YOUR TASKS:
1. In the passage on lumber kiln control, how does the system of the Randolph patent continuously monitor moisture content?
2. Reproduce the passage on lumber kiln control from "The Randolph patent" up to and including "should be maintained.".

SOURCE:
[Begin]

In U.S. Pat. No. 3,744,144, Weis, the moisture content is monitored
by probes which are connected to a sensor which supplies a moisture
content signal to the controller 60. The controller 60 functions as
a computer in comparing the sensed moisture content signal which a
moisture content program such as that set forth in column 4 of the
patent. The schedule of column 4 is a typical drying schedule where
particular dry bulb and wet bulb temperature set points are
specified for particular ranges of moisture content. This system
has the disadvantage of changing the set points in steps. The
system does not achieve a constant drying rate.
In U.S. Pat. No. 4,176,464, Randolph, the system continuously
monitors moisture content by measuring the weight of the load. This
load signal is applied to an automatic control circuit 82 which
also receives wet and dry bulb signals. In column 6 the patent
teaches measuring the rate of change of moisture content and
automatically controlling the kiln in response to this measurement.
The Randolph patent discloses one system for maintaining a desired
rate of change of moisture in the lumber, but it does not recognize
that a constant drying rate should be maintained.
Prior art lumber kilns typically have a reversible fan or fans for
moving air through the lumber first in one direction and then in
the other direction. In U.S. Pat. No. 2,270,815, Vaughn, the fans
are reversed when the temperature reaches the point at which
continued operation with the same wet bulb depression would cause
objectionable checking and cracking. In this way, maximum
permissible drying supposedly is achieved.
SUMMARY OF THE INVENTION
In accordance with the present invention, an automatic lumber kiln
control system includes a digital computer which produces a
variable wet bulb depression to maintain a constant rate of drying
of the lumber. By maintaining a constant rate of drying, the lumber
can be dried in the shorter time than would otherwise be possible
and without cracking or splitting the lumber.

[End]

RECORDED INFORMATION:
[Begin]

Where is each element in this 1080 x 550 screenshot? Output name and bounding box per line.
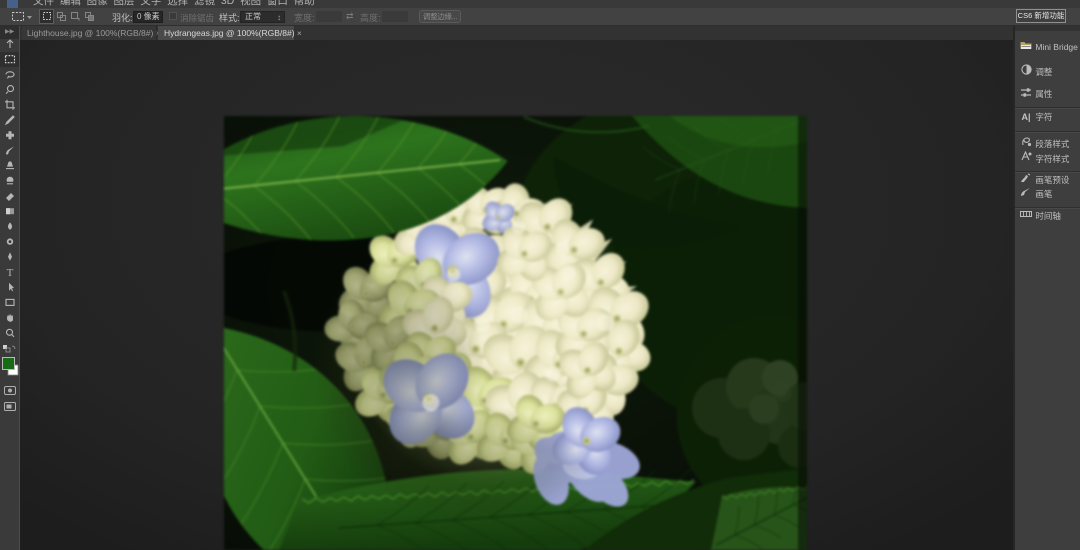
svg-text:T: T [7,267,14,279]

[End]

ANSWERS GIVEN:
1. It measures the weight of the load.

2.
The Randolph patent discloses one system for maintaining a desired
rate of change of moisture in the lumber, but it does not recognize
that a constant drying rate should be maintained.